▶ **Directions**
Only the number is wanted: how many lines contain "structured"?

■ ■ ■ ■

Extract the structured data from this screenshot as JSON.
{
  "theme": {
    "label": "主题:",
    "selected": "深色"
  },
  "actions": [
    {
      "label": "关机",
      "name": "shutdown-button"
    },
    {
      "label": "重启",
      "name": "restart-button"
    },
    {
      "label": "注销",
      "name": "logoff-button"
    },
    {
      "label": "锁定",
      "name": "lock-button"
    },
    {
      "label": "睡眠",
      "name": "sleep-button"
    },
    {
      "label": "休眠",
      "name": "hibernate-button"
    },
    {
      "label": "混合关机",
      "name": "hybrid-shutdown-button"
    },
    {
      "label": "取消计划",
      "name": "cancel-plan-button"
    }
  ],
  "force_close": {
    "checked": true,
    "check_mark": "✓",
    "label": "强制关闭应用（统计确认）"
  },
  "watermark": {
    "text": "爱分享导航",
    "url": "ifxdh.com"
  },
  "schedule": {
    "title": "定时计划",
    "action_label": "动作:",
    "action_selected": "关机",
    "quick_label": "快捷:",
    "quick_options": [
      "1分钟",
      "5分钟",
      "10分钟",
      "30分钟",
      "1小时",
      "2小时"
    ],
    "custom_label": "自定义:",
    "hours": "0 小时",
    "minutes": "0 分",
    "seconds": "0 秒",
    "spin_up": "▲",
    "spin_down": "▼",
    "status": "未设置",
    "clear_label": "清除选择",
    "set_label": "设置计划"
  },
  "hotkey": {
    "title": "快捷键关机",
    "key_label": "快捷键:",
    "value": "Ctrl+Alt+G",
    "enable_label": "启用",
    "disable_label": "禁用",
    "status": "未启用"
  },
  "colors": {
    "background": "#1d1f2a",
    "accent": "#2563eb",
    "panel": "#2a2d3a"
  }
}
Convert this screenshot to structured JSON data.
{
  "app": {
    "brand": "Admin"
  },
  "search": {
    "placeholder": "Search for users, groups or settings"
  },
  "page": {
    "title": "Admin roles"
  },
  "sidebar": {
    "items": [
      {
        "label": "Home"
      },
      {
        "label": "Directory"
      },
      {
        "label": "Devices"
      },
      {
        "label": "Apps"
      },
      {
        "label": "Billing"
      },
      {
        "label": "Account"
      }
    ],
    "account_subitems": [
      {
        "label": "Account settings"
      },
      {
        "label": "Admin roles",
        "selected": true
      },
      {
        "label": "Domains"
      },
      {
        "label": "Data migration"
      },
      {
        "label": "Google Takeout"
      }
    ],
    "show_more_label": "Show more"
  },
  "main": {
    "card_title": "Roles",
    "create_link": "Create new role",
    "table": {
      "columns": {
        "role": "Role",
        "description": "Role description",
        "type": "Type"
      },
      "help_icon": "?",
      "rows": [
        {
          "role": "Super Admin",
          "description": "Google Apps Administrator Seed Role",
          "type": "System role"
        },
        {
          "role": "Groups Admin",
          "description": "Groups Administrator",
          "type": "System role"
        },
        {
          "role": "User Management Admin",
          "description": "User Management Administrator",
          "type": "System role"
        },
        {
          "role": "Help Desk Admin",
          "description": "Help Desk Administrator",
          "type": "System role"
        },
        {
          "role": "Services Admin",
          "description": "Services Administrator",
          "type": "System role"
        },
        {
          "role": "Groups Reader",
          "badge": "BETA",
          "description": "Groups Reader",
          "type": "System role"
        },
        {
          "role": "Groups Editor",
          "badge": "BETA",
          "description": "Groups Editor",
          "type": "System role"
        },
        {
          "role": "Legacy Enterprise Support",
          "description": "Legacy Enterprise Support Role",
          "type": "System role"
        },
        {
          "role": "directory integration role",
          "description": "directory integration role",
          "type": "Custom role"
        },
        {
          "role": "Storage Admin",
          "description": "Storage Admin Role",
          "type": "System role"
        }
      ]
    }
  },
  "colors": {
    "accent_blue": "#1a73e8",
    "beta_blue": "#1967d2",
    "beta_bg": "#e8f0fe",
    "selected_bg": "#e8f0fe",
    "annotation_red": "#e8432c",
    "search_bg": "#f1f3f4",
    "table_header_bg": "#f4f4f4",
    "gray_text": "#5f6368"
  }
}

■ ■ ■ ■

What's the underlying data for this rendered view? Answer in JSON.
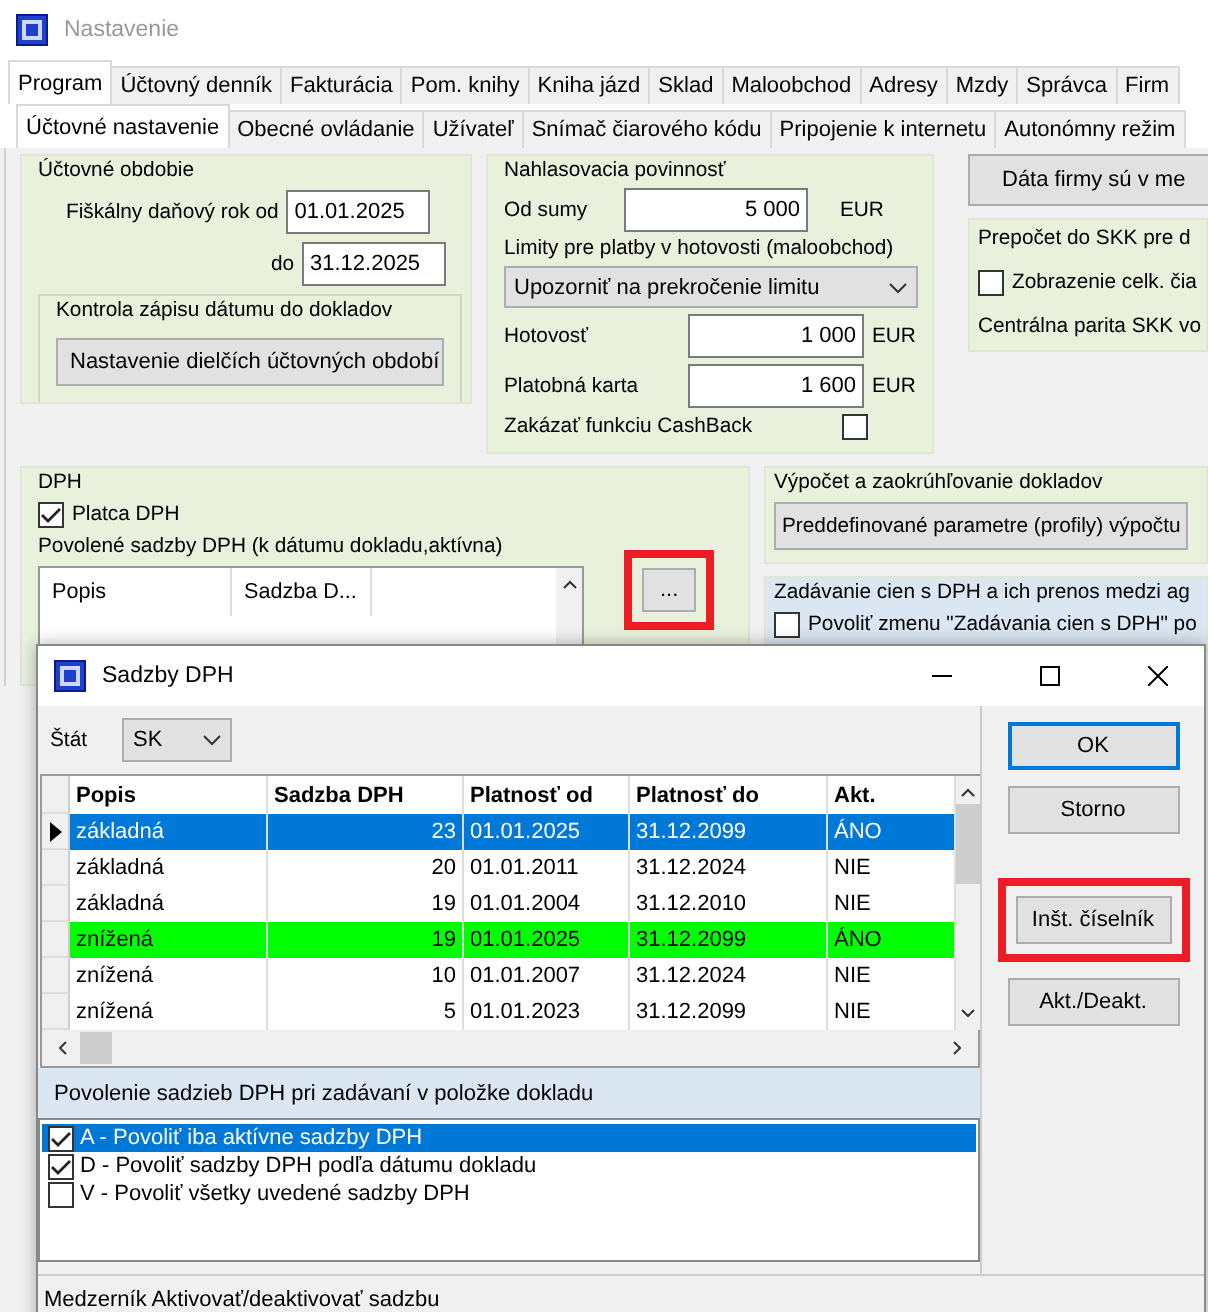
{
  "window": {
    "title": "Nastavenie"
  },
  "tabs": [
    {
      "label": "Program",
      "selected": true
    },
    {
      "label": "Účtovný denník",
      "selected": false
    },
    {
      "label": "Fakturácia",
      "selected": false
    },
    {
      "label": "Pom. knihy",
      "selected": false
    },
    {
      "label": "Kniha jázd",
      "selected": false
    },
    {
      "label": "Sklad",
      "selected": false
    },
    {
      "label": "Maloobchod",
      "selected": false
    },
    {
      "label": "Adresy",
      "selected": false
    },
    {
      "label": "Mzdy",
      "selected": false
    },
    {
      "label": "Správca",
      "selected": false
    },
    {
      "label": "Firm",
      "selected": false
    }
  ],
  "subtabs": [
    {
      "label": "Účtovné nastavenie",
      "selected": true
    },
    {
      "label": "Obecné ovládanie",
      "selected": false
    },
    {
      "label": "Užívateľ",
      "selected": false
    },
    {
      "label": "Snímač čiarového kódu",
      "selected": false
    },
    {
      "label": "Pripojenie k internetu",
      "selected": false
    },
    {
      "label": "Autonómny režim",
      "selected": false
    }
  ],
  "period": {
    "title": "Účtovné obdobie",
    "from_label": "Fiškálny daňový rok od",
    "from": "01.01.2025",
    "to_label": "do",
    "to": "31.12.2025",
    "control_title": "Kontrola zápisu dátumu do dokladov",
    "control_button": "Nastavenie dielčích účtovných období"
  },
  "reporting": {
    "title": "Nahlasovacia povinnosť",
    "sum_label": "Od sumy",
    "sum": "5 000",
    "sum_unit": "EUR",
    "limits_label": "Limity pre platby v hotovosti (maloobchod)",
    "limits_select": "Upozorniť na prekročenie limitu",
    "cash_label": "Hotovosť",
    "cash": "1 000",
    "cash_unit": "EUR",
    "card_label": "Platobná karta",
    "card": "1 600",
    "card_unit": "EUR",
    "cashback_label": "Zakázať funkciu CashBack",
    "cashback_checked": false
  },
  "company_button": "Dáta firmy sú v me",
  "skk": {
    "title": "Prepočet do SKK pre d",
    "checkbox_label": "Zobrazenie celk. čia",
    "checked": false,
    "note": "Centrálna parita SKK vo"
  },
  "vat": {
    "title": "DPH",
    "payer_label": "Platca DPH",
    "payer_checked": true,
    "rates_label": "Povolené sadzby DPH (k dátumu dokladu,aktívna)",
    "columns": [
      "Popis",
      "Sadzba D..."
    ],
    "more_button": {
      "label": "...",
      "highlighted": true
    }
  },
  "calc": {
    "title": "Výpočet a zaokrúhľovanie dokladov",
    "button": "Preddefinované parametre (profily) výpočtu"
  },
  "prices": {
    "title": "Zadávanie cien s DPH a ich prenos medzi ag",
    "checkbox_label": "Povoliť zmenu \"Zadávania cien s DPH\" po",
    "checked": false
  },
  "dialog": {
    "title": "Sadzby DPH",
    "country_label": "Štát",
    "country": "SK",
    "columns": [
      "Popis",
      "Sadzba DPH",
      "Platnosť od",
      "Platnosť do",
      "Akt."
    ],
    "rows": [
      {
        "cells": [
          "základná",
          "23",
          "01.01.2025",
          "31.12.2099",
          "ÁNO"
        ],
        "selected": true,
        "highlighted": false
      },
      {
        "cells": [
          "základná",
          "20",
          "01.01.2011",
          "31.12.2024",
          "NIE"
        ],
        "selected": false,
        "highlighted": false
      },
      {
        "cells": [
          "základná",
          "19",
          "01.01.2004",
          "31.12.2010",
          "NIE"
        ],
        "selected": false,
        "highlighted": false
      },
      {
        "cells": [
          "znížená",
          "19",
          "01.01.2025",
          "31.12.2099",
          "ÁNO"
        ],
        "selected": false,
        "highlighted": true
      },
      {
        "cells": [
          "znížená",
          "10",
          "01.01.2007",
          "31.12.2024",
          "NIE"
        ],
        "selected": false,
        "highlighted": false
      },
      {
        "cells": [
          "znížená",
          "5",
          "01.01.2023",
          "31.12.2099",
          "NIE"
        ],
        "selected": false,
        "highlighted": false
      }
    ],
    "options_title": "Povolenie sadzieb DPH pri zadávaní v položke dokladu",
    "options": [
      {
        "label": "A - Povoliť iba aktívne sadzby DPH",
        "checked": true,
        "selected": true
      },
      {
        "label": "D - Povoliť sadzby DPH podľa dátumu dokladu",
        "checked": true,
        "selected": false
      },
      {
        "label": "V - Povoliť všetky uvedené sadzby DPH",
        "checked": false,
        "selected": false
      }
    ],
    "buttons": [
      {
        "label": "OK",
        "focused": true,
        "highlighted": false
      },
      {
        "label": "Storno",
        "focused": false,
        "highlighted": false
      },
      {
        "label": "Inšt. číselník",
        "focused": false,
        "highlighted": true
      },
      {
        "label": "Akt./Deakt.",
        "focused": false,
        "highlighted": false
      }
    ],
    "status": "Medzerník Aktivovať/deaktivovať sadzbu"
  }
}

■ ■ ■ ■

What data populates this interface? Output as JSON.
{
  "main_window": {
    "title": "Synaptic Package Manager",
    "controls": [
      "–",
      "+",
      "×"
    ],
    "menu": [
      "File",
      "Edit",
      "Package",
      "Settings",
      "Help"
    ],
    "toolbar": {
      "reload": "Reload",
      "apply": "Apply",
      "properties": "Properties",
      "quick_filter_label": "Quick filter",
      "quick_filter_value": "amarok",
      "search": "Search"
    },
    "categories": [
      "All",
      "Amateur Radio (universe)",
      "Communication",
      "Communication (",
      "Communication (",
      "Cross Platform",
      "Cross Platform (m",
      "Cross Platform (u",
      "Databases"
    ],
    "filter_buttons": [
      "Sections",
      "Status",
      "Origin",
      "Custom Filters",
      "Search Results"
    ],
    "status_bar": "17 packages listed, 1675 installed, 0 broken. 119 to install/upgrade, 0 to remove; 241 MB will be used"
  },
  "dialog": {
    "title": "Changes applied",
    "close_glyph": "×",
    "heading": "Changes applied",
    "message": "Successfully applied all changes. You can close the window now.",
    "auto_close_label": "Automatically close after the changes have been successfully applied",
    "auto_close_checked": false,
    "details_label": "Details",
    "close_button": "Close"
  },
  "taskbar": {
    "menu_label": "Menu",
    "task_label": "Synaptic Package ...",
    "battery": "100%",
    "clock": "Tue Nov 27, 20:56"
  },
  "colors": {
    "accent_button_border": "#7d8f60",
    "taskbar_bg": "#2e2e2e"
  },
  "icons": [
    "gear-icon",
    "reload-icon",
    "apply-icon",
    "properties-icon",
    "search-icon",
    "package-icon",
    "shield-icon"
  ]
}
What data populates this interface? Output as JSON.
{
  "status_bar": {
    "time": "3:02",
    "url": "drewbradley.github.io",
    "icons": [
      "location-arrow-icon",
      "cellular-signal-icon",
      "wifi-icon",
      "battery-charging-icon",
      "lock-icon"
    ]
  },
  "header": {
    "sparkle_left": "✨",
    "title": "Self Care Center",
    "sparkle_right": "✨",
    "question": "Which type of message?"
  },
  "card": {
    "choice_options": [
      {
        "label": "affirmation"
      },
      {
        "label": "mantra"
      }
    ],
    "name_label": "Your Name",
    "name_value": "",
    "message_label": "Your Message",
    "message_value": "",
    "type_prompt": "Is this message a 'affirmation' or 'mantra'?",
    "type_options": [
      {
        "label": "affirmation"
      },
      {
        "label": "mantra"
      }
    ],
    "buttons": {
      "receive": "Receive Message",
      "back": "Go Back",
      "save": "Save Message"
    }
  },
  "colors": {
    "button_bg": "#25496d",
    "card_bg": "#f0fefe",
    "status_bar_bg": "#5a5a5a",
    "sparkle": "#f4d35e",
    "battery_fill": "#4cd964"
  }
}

■ ■ ■ ■

▶ **Response to the task**
2